-- START OF Records shown --

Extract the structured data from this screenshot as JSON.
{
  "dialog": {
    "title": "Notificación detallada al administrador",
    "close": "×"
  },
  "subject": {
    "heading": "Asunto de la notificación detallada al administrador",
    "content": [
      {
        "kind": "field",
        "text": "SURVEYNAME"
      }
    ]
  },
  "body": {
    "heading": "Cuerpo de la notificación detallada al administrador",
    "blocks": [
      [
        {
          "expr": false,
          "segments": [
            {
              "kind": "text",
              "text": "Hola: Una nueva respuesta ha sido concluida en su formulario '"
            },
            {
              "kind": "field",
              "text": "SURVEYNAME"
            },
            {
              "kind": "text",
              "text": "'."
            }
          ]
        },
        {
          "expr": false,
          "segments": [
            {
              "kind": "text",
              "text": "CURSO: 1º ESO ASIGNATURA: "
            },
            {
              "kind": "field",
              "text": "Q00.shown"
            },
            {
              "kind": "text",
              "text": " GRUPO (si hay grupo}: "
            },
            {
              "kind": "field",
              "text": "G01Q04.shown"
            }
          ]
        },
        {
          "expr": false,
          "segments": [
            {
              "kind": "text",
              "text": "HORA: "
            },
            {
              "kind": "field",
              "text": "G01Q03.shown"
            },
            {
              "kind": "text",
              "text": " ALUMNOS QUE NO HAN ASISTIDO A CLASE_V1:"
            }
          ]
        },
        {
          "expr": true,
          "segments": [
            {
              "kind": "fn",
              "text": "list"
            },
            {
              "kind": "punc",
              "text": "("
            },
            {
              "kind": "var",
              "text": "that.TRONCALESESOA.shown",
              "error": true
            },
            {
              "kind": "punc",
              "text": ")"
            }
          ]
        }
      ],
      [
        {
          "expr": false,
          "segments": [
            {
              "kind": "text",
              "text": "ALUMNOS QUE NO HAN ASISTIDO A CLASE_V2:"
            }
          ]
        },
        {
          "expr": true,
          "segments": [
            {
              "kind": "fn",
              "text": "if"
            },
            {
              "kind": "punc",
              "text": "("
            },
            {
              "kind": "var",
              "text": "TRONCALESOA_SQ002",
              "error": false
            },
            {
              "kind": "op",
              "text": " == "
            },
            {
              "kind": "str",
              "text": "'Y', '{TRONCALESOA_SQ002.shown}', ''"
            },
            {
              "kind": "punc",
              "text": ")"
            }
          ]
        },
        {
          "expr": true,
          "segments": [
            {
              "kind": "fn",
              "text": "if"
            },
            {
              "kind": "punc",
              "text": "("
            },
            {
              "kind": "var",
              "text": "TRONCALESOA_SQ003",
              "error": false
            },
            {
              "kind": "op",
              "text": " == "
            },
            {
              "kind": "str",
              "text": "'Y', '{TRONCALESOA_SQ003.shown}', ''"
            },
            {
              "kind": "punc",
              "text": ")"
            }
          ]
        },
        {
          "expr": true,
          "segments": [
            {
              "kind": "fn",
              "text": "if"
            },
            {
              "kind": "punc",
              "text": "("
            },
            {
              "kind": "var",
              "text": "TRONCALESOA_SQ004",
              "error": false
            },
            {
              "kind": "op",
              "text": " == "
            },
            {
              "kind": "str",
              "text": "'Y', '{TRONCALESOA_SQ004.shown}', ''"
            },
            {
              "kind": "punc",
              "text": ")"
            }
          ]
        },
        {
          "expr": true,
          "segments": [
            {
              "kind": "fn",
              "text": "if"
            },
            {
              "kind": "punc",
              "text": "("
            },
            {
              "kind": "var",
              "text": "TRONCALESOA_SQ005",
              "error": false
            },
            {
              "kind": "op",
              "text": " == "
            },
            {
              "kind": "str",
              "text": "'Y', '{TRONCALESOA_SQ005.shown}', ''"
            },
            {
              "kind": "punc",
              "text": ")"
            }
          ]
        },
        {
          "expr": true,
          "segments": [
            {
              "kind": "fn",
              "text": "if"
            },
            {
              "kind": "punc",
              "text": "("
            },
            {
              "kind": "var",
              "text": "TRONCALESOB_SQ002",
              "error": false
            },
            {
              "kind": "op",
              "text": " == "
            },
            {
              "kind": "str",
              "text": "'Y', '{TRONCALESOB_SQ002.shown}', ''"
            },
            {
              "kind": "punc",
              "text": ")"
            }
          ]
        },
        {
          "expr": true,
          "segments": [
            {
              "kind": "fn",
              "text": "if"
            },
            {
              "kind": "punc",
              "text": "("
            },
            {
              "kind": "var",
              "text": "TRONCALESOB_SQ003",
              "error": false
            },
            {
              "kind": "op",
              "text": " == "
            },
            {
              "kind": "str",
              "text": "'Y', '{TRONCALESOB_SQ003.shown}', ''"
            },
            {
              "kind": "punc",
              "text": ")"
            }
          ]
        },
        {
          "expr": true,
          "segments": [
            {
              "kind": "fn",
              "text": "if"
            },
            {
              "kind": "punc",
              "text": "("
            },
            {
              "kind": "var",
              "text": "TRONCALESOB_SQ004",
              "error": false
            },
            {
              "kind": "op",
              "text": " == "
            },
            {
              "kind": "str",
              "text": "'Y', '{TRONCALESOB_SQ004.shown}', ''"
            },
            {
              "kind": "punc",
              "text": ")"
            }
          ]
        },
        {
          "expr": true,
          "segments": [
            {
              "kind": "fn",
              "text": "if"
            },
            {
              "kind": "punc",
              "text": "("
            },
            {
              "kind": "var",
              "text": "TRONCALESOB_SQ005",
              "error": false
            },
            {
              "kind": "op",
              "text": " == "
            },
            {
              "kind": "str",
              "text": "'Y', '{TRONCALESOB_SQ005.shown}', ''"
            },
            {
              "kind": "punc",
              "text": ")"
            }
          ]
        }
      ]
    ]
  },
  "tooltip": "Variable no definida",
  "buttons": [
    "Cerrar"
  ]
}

-- END OF Records shown --

■ Exercise aim ■
Please output the entire listing exactly as it stands.

■ Response ■
Extract the structured data from this screenshot as JSON.
{
  "dialog": {
    "title": "Notificación detallada al administrador",
    "close": "×"
  },
  "subject": {
    "heading": "Asunto de la notificación detallada al administrador",
    "content": [
      {
        "kind": "field",
        "text": "SURVEYNAME"
      }
    ]
  },
  "body": {
    "heading": "Cuerpo de la notificación detallada al administrador",
    "blocks": [
      [
        {
          "expr": false,
          "segments": [
            {
              "kind": "text",
              "text": "Hola: Una nueva respuesta ha sido concluida en su formulario '"
            },
            {
              "kind": "field",
              "text": "SURVEYNAME"
            },
            {
              "kind": "text",
              "text": "'."
            }
          ]
        },
        {
          "expr": false,
          "segments": [
            {
              "kind": "text",
              "text": "CURSO: 1º ESO ASIGNATURA: "
            },
            {
              "kind": "field",
              "text": "Q00.shown"
            },
            {
              "kind": "text",
              "text": " GRUPO (si hay grupo}: "
            },
            {
              "kind": "field",
              "text": "G01Q04.shown"
            }
          ]
        },
        {
          "expr": false,
          "segments": [
            {
              "kind": "text",
              "text": "HORA: "
            },
            {
              "kind": "field",
              "text": "G01Q03.shown"
            },
            {
              "kind": "text",
              "text": " ALUMNOS QUE NO HAN ASISTIDO A CLASE_V1:"
            }
          ]
        },
        {
          "expr": true,
          "segments": [
            {
              "kind": "fn",
              "text": "list"
            },
            {
              "kind": "punc",
              "text": "("
            },
            {
              "kind": "var",
              "text": "that.TRONCALESESOA.shown",
              "error": true
            },
            {
              "kind": "punc",
              "text": ")"
            }
          ]
        }
      ],
      [
        {
          "expr": false,
          "segments": [
            {
              "kind": "text",
              "text": "ALUMNOS QUE NO HAN ASISTIDO A CLASE_V2:"
            }
          ]
        },
        {
          "expr": true,
          "segments": [
            {
              "kind": "fn",
              "text": "if"
            },
            {
              "kind": "punc",
              "text": "("
            },
            {
              "kind": "var",
              "text": "TRONCALESOA_SQ002",
              "error": false
            },
            {
              "kind": "op",
              "text": " == "
            },
            {
              "kind": "str",
              "text": "'Y', '{TRONCALESOA_SQ002.shown}', ''"
            },
            {
              "kind": "punc",
              "text": ")"
            }
          ]
        },
        {
          "expr": true,
          "segments": [
            {
              "kind": "fn",
              "text": "if"
            },
            {
              "kind": "punc",
              "text": "("
            },
            {
              "kind": "var",
              "text": "TRONCALESOA_SQ003",
              "error": false
            },
            {
              "kind": "op",
              "text": " == "
            },
            {
              "kind": "str",
              "text": "'Y', '{TRONCALESOA_SQ003.shown}', ''"
            },
            {
              "kind": "punc",
              "text": ")"
            }
          ]
        },
        {
          "expr": true,
          "segments": [
            {
              "kind": "fn",
              "text": "if"
            },
            {
              "kind": "punc",
              "text": "("
            },
            {
              "kind": "var",
              "text": "TRONCALESOA_SQ004",
              "error": false
            },
            {
              "kind": "op",
              "text": " == "
            },
            {
              "kind": "str",
              "text": "'Y', '{TRONCALESOA_SQ004.shown}', ''"
            },
            {
              "kind": "punc",
              "text": ")"
            }
          ]
        },
        {
          "expr": true,
          "segments": [
            {
              "kind": "fn",
              "text": "if"
            },
            {
              "kind": "punc",
              "text": "("
            },
            {
              "kind": "var",
              "text": "TRONCALESOA_SQ005",
              "error": false
            },
            {
              "kind": "op",
              "text": " == "
            },
            {
              "kind": "str",
              "text": "'Y', '{TRONCALESOA_SQ005.shown}', ''"
            },
            {
              "kind": "punc",
              "text": ")"
            }
          ]
        },
        {
          "expr": true,
          "segments": [
            {
              "kind": "fn",
              "text": "if"
            },
            {
              "kind": "punc",
              "text": "("
            },
            {
              "kind": "var",
              "text": "TRONCALESOB_SQ002",
              "error": false
            },
            {
              "kind": "op",
              "text": " == "
            },
            {
              "kind": "str",
              "text": "'Y', '{TRONCALESOB_SQ002.shown}', ''"
            },
            {
              "kind": "punc",
              "text": ")"
            }
          ]
        },
        {
          "expr": true,
          "segments": [
            {
              "kind": "fn",
              "text": "if"
            },
            {
              "kind": "punc",
              "text": "("
            },
            {
              "kind": "var",
              "text": "TRONCALESOB_SQ003",
              "error": false
            },
            {
              "kind": "op",
              "text": " == "
            },
            {
              "kind": "str",
              "text": "'Y', '{TRONCALESOB_SQ003.shown}', ''"
            },
            {
              "kind": "punc",
              "text": ")"
            }
          ]
        },
        {
          "expr": true,
          "segments": [
            {
              "kind": "fn",
              "text": "if"
            },
            {
              "kind": "punc",
              "text": "("
            },
            {
              "kind": "var",
              "text": "TRONCALESOB_SQ004",
              "error": false
            },
            {
              "kind": "op",
              "text": " == "
            },
            {
              "kind": "str",
              "text": "'Y', '{TRONCALESOB_SQ004.shown}', ''"
            },
            {
              "kind": "punc",
              "text": ")"
            }
          ]
        },
        {
          "expr": true,
          "segments": [
            {
              "kind": "fn",
              "text": "if"
            },
            {
              "kind": "punc",
              "text": "("
            },
            {
              "kind": "var",
              "text": "TRONCALESOB_SQ005",
              "error": false
            },
            {
              "kind": "op",
              "text": " == "
            },
            {
              "kind": "str",
              "text": "'Y', '{TRONCALESOB_SQ005.shown}', ''"
            },
            {
              "kind": "punc",
              "text": ")"
            }
          ]
        }
      ]
    ]
  },
  "tooltip": "Variable no definida",
  "buttons": [
    "Cerrar"
  ]
}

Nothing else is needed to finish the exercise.